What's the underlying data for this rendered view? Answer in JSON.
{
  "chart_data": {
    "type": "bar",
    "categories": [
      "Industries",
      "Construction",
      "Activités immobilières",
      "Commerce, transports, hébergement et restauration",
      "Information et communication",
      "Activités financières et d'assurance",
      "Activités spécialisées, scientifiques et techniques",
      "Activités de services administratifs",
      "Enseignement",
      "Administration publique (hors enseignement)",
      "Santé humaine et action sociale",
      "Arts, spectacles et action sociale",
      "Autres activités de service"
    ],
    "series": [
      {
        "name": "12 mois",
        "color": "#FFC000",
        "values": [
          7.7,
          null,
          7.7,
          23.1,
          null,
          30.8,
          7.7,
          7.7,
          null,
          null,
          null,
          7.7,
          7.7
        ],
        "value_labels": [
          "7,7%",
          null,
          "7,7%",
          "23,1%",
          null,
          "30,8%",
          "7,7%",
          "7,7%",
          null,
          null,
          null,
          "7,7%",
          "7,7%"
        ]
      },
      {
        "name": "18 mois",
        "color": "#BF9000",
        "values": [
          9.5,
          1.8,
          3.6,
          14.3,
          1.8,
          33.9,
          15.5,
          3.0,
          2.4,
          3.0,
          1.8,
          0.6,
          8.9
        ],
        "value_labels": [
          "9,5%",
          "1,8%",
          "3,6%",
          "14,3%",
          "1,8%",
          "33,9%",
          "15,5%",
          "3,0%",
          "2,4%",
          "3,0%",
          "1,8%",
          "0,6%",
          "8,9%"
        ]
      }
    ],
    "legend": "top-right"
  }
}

*****

* Instructions for the task: Copy all of the material word for word.

* Finished task:
What's the underlying data for this rendered view? Answer in JSON.
{
  "chart_data": {
    "type": "bar",
    "categories": [
      "Industries",
      "Construction",
      "Activités immobilières",
      "Commerce, transports, hébergement et restauration",
      "Information et communication",
      "Activités financières et d'assurance",
      "Activités spécialisées, scientifiques et techniques",
      "Activités de services administratifs",
      "Enseignement",
      "Administration publique (hors enseignement)",
      "Santé humaine et action sociale",
      "Arts, spectacles et action sociale",
      "Autres activités de service"
    ],
    "series": [
      {
        "name": "12 mois",
        "color": "#FFC000",
        "values": [
          7.7,
          null,
          7.7,
          23.1,
          null,
          30.8,
          7.7,
          7.7,
          null,
          null,
          null,
          7.7,
          7.7
        ],
        "value_labels": [
          "7,7%",
          null,
          "7,7%",
          "23,1%",
          null,
          "30,8%",
          "7,7%",
          "7,7%",
          null,
          null,
          null,
          "7,7%",
          "7,7%"
        ]
      },
      {
        "name": "18 mois",
        "color": "#BF9000",
        "values": [
          9.5,
          1.8,
          3.6,
          14.3,
          1.8,
          33.9,
          15.5,
          3.0,
          2.4,
          3.0,
          1.8,
          0.6,
          8.9
        ],
        "value_labels": [
          "9,5%",
          "1,8%",
          "3,6%",
          "14,3%",
          "1,8%",
          "33,9%",
          "15,5%",
          "3,0%",
          "2,4%",
          "3,0%",
          "1,8%",
          "0,6%",
          "8,9%"
        ]
      }
    ],
    "legend": "top-right"
  }
}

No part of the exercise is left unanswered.